● **Task to carry out**: State how many lines of the entries hold the string "Sections", and nothing more.

● **Extracted material**:
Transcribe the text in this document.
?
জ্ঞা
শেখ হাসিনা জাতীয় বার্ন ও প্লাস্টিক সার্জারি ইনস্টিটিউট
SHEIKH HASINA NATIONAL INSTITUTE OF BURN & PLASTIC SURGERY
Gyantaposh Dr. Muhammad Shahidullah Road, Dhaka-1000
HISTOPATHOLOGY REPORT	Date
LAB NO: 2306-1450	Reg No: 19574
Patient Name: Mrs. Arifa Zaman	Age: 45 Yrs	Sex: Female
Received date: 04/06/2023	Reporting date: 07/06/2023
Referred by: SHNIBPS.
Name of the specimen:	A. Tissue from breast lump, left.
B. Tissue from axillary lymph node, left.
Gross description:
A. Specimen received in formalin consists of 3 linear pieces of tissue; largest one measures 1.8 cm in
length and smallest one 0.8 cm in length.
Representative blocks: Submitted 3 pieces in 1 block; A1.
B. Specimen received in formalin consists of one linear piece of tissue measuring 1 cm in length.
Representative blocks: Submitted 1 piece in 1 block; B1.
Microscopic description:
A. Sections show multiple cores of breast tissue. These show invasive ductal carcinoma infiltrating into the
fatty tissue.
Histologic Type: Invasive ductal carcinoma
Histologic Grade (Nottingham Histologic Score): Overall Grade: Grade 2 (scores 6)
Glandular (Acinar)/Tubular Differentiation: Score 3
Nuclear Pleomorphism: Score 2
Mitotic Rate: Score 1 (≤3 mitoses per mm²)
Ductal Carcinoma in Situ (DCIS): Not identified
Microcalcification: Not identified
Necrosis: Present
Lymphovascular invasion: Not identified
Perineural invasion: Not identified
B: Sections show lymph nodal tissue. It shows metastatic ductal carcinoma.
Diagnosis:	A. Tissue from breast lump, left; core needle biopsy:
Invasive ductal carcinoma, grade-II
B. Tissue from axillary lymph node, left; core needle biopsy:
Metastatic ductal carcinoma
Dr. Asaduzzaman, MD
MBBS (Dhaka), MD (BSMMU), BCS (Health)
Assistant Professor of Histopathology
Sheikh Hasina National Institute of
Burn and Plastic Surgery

---

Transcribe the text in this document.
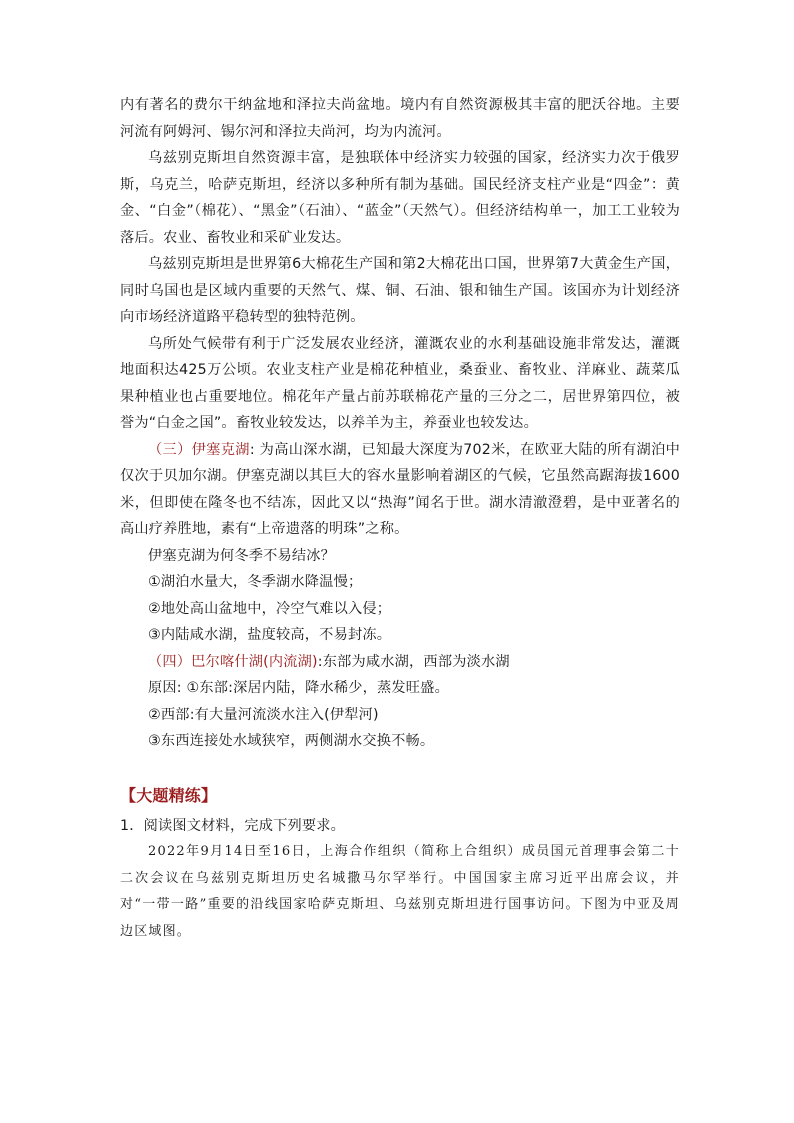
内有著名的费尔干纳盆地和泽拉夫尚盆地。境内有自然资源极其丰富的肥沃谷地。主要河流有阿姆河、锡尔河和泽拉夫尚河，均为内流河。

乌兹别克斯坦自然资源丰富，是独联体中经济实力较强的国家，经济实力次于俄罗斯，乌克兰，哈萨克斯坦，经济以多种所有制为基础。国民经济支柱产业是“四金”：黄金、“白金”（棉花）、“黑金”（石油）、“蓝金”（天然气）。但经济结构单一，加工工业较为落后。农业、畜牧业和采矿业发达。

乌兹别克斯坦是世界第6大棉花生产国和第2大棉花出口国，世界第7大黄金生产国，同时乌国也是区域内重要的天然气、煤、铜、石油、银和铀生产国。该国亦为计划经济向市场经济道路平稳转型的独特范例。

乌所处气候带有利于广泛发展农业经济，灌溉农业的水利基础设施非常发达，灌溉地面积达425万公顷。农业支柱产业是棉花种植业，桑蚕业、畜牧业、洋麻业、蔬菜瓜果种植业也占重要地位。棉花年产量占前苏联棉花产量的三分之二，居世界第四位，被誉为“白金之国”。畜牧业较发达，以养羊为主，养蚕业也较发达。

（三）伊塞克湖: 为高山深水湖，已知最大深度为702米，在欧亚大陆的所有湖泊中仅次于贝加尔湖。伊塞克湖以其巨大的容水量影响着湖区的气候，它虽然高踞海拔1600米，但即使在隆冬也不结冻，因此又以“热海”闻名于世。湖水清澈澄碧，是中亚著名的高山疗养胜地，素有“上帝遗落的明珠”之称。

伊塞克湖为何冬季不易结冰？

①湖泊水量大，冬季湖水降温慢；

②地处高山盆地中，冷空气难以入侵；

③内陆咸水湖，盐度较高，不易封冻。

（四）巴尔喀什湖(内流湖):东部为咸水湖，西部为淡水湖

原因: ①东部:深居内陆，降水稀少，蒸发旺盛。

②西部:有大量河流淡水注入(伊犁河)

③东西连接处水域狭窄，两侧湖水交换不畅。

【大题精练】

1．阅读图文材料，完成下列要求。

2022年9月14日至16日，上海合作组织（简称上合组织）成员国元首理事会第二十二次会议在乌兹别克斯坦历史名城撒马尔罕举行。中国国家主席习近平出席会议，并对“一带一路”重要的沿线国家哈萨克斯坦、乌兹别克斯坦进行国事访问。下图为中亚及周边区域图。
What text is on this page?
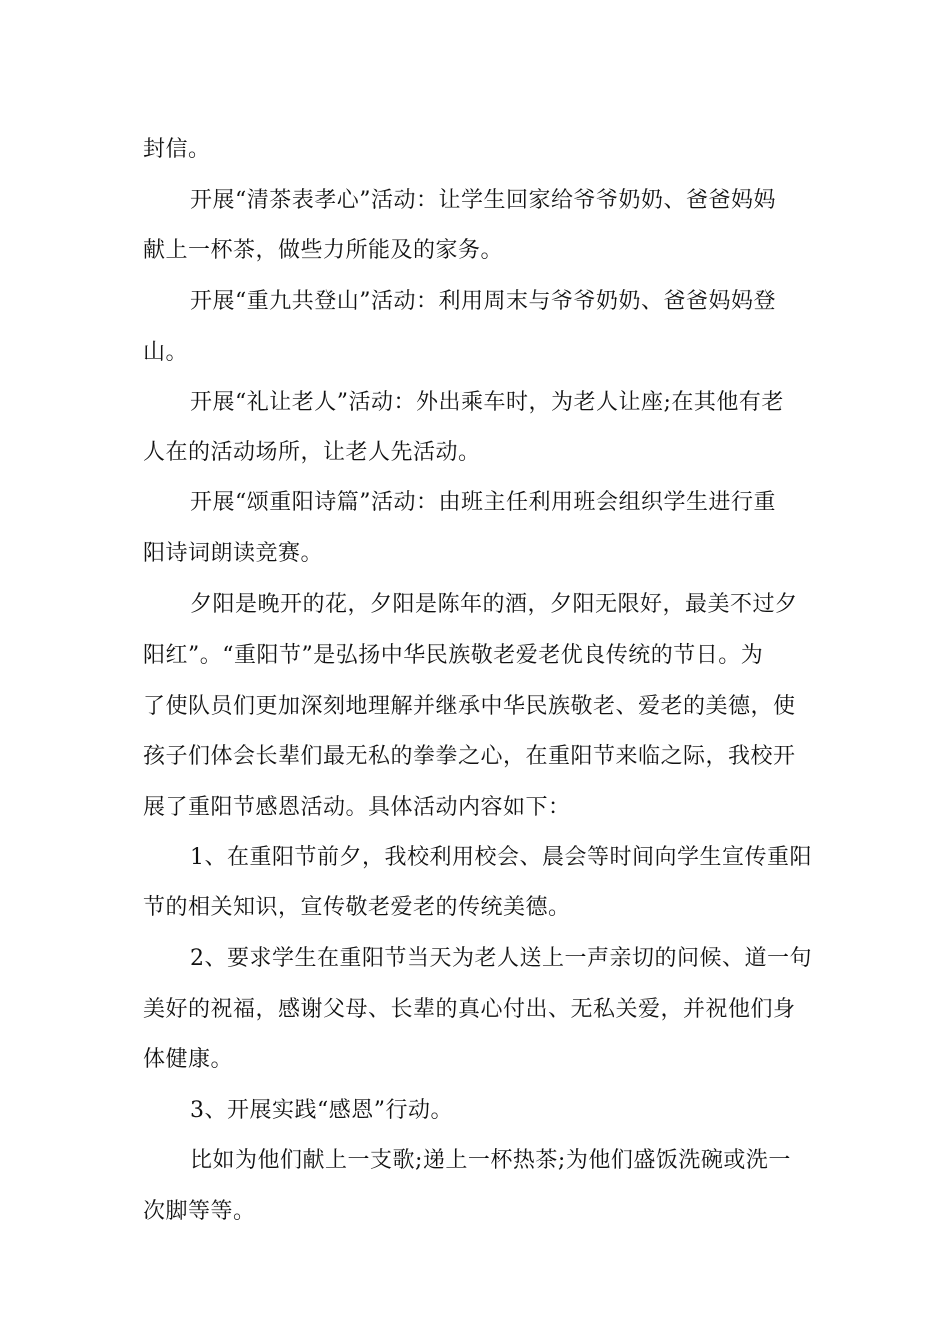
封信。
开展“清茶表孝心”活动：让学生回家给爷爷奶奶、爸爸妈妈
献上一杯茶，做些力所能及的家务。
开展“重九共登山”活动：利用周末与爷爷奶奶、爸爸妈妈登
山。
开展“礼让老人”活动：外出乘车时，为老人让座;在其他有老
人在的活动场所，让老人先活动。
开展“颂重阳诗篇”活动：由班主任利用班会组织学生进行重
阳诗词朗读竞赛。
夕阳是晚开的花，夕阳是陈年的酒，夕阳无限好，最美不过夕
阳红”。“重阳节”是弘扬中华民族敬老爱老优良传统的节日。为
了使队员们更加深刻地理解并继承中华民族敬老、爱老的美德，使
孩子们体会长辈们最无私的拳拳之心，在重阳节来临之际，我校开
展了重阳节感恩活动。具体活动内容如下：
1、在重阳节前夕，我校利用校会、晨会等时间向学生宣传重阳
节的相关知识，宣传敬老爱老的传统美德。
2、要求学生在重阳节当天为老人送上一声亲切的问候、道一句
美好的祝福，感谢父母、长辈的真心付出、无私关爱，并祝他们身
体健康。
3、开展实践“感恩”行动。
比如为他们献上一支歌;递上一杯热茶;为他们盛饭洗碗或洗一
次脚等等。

● **Solution to the problem**: 2